Source records:
--- start ---

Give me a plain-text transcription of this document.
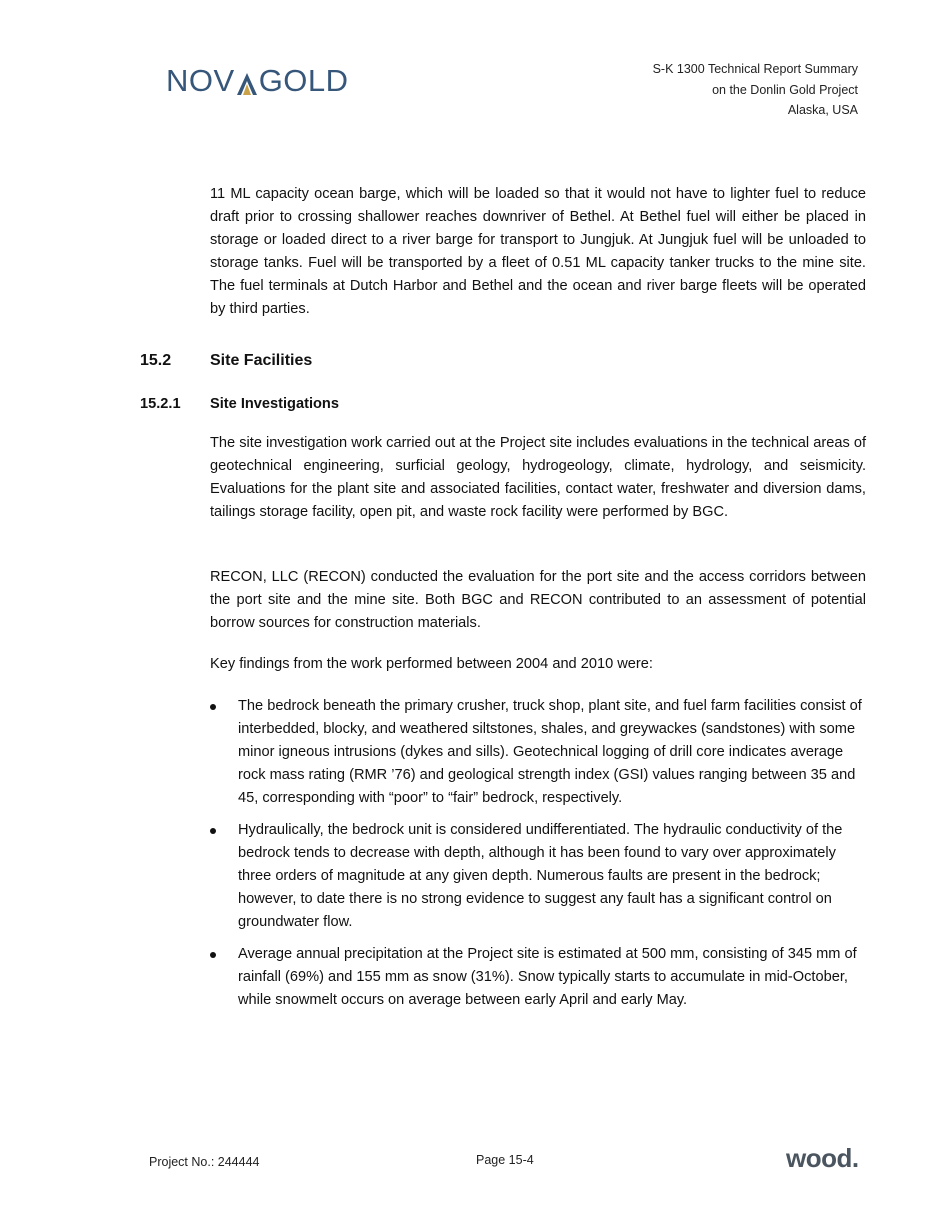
NOV GOLD	S-K 1300 Technical Report Summary
on the Donlin Gold Project
Alaska, USA

11 ML capacity ocean barge, which will be loaded so that it would not have to lighter fuel to reduce draft prior to crossing shallower reaches downriver of Bethel. At Bethel fuel will either be placed in storage or loaded direct to a river barge for transport to Jungjuk. At Jungjuk fuel will be unloaded to storage tanks. Fuel will be transported by a fleet of 0.51 ML capacity tanker trucks to the mine site. The fuel terminals at Dutch Harbor and Bethel and the ocean and river barge fleets will be operated by third parties.

15.2 Site Facilities
15.2.1 Site Investigations

The site investigation work carried out at the Project site includes evaluations in the technical areas of geotechnical engineering, surficial geology, hydrogeology, climate, hydrology, and seismicity. Evaluations for the plant site and associated facilities, contact water, freshwater and diversion dams, tailings storage facility, open pit, and waste rock facility were performed by BGC.

RECON, LLC (RECON) conducted the evaluation for the port site and the access corridors between the port site and the mine site. Both BGC and RECON contributed to an assessment of potential borrow sources for construction materials.

Key findings from the work performed between 2004 and 2010 were:

The bedrock beneath the primary crusher, truck shop, plant site, and fuel farm facilities consist of interbedded, blocky, and weathered siltstones, shales, and greywackes (sandstones) with some minor igneous intrusions (dykes and sills). Geotechnical logging of drill core indicates average rock mass rating (RMR ’76) and geological strength index (GSI) values ranging between 35 and 45, corresponding with “poor” to “fair” bedrock, respectively.
Hydraulically, the bedrock unit is considered undifferentiated. The hydraulic conductivity of the bedrock tends to decrease with depth, although it has been found to vary over approximately three orders of magnitude at any given depth. Numerous faults are present in the bedrock; however, to date there is no strong evidence to suggest any fault has a significant control on groundwater flow.
Average annual precipitation at the Project site is estimated at 500 mm, consisting of 345 mm of rainfall (69%) and 155 mm as snow (31%). Snow typically starts to accumulate in mid-October, while snowmelt occurs on average between early April and early May.
Project No.: 244444	Page 15-4	wood.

--- end ---

What needs to be done: Output an exact copy of the material, with the pictures removed.

Result of this exercise:
Give me a plain-text transcription of this document.
NOV GOLD	S-K 1300 Technical Report Summary
on the Donlin Gold Project
Alaska, USA

11 ML capacity ocean barge, which will be loaded so that it would not have to lighter fuel to reduce draft prior to crossing shallower reaches downriver of Bethel. At Bethel fuel will either be placed in storage or loaded direct to a river barge for transport to Jungjuk. At Jungjuk fuel will be unloaded to storage tanks. Fuel will be transported by a fleet of 0.51 ML capacity tanker trucks to the mine site. The fuel terminals at Dutch Harbor and Bethel and the ocean and river barge fleets will be operated by third parties.

15.2 Site Facilities
15.2.1 Site Investigations

The site investigation work carried out at the Project site includes evaluations in the technical areas of geotechnical engineering, surficial geology, hydrogeology, climate, hydrology, and seismicity. Evaluations for the plant site and associated facilities, contact water, freshwater and diversion dams, tailings storage facility, open pit, and waste rock facility were performed by BGC.

RECON, LLC (RECON) conducted the evaluation for the port site and the access corridors between the port site and the mine site. Both BGC and RECON contributed to an assessment of potential borrow sources for construction materials.

Key findings from the work performed between 2004 and 2010 were:

The bedrock beneath the primary crusher, truck shop, plant site, and fuel farm facilities consist of interbedded, blocky, and weathered siltstones, shales, and greywackes (sandstones) with some minor igneous intrusions (dykes and sills). Geotechnical logging of drill core indicates average rock mass rating (RMR ’76) and geological strength index (GSI) values ranging between 35 and 45, corresponding with “poor” to “fair” bedrock, respectively.
Hydraulically, the bedrock unit is considered undifferentiated. The hydraulic conductivity of the bedrock tends to decrease with depth, although it has been found to vary over approximately three orders of magnitude at any given depth. Numerous faults are present in the bedrock; however, to date there is no strong evidence to suggest any fault has a significant control on groundwater flow.
Average annual precipitation at the Project site is estimated at 500 mm, consisting of 345 mm of rainfall (69%) and 155 mm as snow (31%). Snow typically starts to accumulate in mid-October, while snowmelt occurs on average between early April and early May.
Project No.: 244444	Page 15-4	wood.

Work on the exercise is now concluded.